— START OF Supplied records —

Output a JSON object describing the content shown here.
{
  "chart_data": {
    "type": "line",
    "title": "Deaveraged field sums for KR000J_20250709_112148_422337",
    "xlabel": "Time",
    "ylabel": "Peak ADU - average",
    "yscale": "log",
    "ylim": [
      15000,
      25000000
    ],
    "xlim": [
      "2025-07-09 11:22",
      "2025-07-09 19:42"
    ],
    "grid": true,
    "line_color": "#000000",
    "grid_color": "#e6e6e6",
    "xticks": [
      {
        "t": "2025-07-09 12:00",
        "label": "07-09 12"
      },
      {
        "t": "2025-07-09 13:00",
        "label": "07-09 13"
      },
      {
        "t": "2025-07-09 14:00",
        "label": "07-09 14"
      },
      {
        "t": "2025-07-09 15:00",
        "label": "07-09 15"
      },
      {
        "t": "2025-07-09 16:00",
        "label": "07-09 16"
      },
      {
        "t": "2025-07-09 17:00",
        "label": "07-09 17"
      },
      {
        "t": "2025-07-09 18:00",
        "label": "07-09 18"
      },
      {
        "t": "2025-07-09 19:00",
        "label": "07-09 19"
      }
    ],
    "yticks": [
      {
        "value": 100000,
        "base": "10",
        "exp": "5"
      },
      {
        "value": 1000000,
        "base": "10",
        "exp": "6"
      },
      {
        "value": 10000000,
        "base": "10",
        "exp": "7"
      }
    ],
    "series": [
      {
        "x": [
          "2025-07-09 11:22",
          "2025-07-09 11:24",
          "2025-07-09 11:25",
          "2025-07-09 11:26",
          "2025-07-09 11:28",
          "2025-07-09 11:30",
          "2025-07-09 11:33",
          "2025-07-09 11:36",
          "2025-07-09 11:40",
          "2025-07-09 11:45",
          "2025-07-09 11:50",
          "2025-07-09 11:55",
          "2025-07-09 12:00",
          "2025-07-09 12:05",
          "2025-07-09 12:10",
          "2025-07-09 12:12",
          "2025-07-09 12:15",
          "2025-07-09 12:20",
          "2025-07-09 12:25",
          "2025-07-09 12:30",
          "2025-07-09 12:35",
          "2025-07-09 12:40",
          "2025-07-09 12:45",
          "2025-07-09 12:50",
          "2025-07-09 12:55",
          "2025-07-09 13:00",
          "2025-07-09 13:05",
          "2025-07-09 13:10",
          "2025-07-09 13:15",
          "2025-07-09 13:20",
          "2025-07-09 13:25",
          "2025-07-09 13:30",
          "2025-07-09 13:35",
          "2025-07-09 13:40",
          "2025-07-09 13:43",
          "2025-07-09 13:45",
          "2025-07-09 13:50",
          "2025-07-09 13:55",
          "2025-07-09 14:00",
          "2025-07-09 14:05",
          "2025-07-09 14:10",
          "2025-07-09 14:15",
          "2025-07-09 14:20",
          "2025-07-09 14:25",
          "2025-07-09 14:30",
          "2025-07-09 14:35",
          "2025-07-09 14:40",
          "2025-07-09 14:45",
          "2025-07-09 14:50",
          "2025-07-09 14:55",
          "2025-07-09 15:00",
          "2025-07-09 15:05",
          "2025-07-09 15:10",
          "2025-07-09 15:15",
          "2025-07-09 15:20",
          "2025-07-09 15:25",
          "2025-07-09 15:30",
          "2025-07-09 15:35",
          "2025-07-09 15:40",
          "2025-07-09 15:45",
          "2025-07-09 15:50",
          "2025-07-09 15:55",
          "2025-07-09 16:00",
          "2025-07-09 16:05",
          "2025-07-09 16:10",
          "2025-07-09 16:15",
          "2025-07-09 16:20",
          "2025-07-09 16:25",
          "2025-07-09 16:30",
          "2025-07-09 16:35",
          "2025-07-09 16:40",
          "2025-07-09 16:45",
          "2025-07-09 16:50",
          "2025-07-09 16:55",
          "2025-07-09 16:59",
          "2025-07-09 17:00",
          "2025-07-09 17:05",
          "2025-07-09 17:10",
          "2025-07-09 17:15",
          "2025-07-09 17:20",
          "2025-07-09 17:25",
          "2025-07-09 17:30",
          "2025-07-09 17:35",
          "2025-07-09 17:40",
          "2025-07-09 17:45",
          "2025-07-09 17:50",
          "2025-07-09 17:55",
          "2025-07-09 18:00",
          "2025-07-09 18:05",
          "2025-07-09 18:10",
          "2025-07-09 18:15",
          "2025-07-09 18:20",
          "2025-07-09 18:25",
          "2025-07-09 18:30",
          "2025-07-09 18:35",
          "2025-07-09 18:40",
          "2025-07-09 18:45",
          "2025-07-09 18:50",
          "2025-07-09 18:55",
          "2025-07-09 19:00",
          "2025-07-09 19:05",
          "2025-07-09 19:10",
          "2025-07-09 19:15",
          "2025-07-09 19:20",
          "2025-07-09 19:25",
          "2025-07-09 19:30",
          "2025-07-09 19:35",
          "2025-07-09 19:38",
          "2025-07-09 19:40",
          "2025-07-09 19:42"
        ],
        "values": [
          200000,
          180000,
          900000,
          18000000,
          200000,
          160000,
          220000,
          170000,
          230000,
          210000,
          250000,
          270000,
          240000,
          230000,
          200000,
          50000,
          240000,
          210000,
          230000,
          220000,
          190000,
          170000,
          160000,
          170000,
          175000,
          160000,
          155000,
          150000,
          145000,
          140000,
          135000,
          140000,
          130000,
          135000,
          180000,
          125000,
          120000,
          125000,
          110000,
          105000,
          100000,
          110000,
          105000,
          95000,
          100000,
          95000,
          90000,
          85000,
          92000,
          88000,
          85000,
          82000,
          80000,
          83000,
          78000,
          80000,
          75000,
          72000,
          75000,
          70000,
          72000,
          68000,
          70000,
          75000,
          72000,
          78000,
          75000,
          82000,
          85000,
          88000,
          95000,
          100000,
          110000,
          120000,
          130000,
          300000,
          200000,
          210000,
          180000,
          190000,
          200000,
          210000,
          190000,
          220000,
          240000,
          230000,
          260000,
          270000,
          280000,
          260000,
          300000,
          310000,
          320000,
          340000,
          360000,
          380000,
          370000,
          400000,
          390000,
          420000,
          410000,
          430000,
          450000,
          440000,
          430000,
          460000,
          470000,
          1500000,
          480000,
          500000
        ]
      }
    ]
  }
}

— END OF Supplied records —

Reproduce every entry shown above, precisely as it stands.

> _Task output_:
Output a JSON object describing the content shown here.
{
  "chart_data": {
    "type": "line",
    "title": "Deaveraged field sums for KR000J_20250709_112148_422337",
    "xlabel": "Time",
    "ylabel": "Peak ADU - average",
    "yscale": "log",
    "ylim": [
      15000,
      25000000
    ],
    "xlim": [
      "2025-07-09 11:22",
      "2025-07-09 19:42"
    ],
    "grid": true,
    "line_color": "#000000",
    "grid_color": "#e6e6e6",
    "xticks": [
      {
        "t": "2025-07-09 12:00",
        "label": "07-09 12"
      },
      {
        "t": "2025-07-09 13:00",
        "label": "07-09 13"
      },
      {
        "t": "2025-07-09 14:00",
        "label": "07-09 14"
      },
      {
        "t": "2025-07-09 15:00",
        "label": "07-09 15"
      },
      {
        "t": "2025-07-09 16:00",
        "label": "07-09 16"
      },
      {
        "t": "2025-07-09 17:00",
        "label": "07-09 17"
      },
      {
        "t": "2025-07-09 18:00",
        "label": "07-09 18"
      },
      {
        "t": "2025-07-09 19:00",
        "label": "07-09 19"
      }
    ],
    "yticks": [
      {
        "value": 100000,
        "base": "10",
        "exp": "5"
      },
      {
        "value": 1000000,
        "base": "10",
        "exp": "6"
      },
      {
        "value": 10000000,
        "base": "10",
        "exp": "7"
      }
    ],
    "series": [
      {
        "x": [
          "2025-07-09 11:22",
          "2025-07-09 11:24",
          "2025-07-09 11:25",
          "2025-07-09 11:26",
          "2025-07-09 11:28",
          "2025-07-09 11:30",
          "2025-07-09 11:33",
          "2025-07-09 11:36",
          "2025-07-09 11:40",
          "2025-07-09 11:45",
          "2025-07-09 11:50",
          "2025-07-09 11:55",
          "2025-07-09 12:00",
          "2025-07-09 12:05",
          "2025-07-09 12:10",
          "2025-07-09 12:12",
          "2025-07-09 12:15",
          "2025-07-09 12:20",
          "2025-07-09 12:25",
          "2025-07-09 12:30",
          "2025-07-09 12:35",
          "2025-07-09 12:40",
          "2025-07-09 12:45",
          "2025-07-09 12:50",
          "2025-07-09 12:55",
          "2025-07-09 13:00",
          "2025-07-09 13:05",
          "2025-07-09 13:10",
          "2025-07-09 13:15",
          "2025-07-09 13:20",
          "2025-07-09 13:25",
          "2025-07-09 13:30",
          "2025-07-09 13:35",
          "2025-07-09 13:40",
          "2025-07-09 13:43",
          "2025-07-09 13:45",
          "2025-07-09 13:50",
          "2025-07-09 13:55",
          "2025-07-09 14:00",
          "2025-07-09 14:05",
          "2025-07-09 14:10",
          "2025-07-09 14:15",
          "2025-07-09 14:20",
          "2025-07-09 14:25",
          "2025-07-09 14:30",
          "2025-07-09 14:35",
          "2025-07-09 14:40",
          "2025-07-09 14:45",
          "2025-07-09 14:50",
          "2025-07-09 14:55",
          "2025-07-09 15:00",
          "2025-07-09 15:05",
          "2025-07-09 15:10",
          "2025-07-09 15:15",
          "2025-07-09 15:20",
          "2025-07-09 15:25",
          "2025-07-09 15:30",
          "2025-07-09 15:35",
          "2025-07-09 15:40",
          "2025-07-09 15:45",
          "2025-07-09 15:50",
          "2025-07-09 15:55",
          "2025-07-09 16:00",
          "2025-07-09 16:05",
          "2025-07-09 16:10",
          "2025-07-09 16:15",
          "2025-07-09 16:20",
          "2025-07-09 16:25",
          "2025-07-09 16:30",
          "2025-07-09 16:35",
          "2025-07-09 16:40",
          "2025-07-09 16:45",
          "2025-07-09 16:50",
          "2025-07-09 16:55",
          "2025-07-09 16:59",
          "2025-07-09 17:00",
          "2025-07-09 17:05",
          "2025-07-09 17:10",
          "2025-07-09 17:15",
          "2025-07-09 17:20",
          "2025-07-09 17:25",
          "2025-07-09 17:30",
          "2025-07-09 17:35",
          "2025-07-09 17:40",
          "2025-07-09 17:45",
          "2025-07-09 17:50",
          "2025-07-09 17:55",
          "2025-07-09 18:00",
          "2025-07-09 18:05",
          "2025-07-09 18:10",
          "2025-07-09 18:15",
          "2025-07-09 18:20",
          "2025-07-09 18:25",
          "2025-07-09 18:30",
          "2025-07-09 18:35",
          "2025-07-09 18:40",
          "2025-07-09 18:45",
          "2025-07-09 18:50",
          "2025-07-09 18:55",
          "2025-07-09 19:00",
          "2025-07-09 19:05",
          "2025-07-09 19:10",
          "2025-07-09 19:15",
          "2025-07-09 19:20",
          "2025-07-09 19:25",
          "2025-07-09 19:30",
          "2025-07-09 19:35",
          "2025-07-09 19:38",
          "2025-07-09 19:40",
          "2025-07-09 19:42"
        ],
        "values": [
          200000,
          180000,
          900000,
          18000000,
          200000,
          160000,
          220000,
          170000,
          230000,
          210000,
          250000,
          270000,
          240000,
          230000,
          200000,
          50000,
          240000,
          210000,
          230000,
          220000,
          190000,
          170000,
          160000,
          170000,
          175000,
          160000,
          155000,
          150000,
          145000,
          140000,
          135000,
          140000,
          130000,
          135000,
          180000,
          125000,
          120000,
          125000,
          110000,
          105000,
          100000,
          110000,
          105000,
          95000,
          100000,
          95000,
          90000,
          85000,
          92000,
          88000,
          85000,
          82000,
          80000,
          83000,
          78000,
          80000,
          75000,
          72000,
          75000,
          70000,
          72000,
          68000,
          70000,
          75000,
          72000,
          78000,
          75000,
          82000,
          85000,
          88000,
          95000,
          100000,
          110000,
          120000,
          130000,
          300000,
          200000,
          210000,
          180000,
          190000,
          200000,
          210000,
          190000,
          220000,
          240000,
          230000,
          260000,
          270000,
          280000,
          260000,
          300000,
          310000,
          320000,
          340000,
          360000,
          380000,
          370000,
          400000,
          390000,
          420000,
          410000,
          430000,
          450000,
          440000,
          430000,
          460000,
          470000,
          1500000,
          480000,
          500000
        ]
      }
    ]
  }
}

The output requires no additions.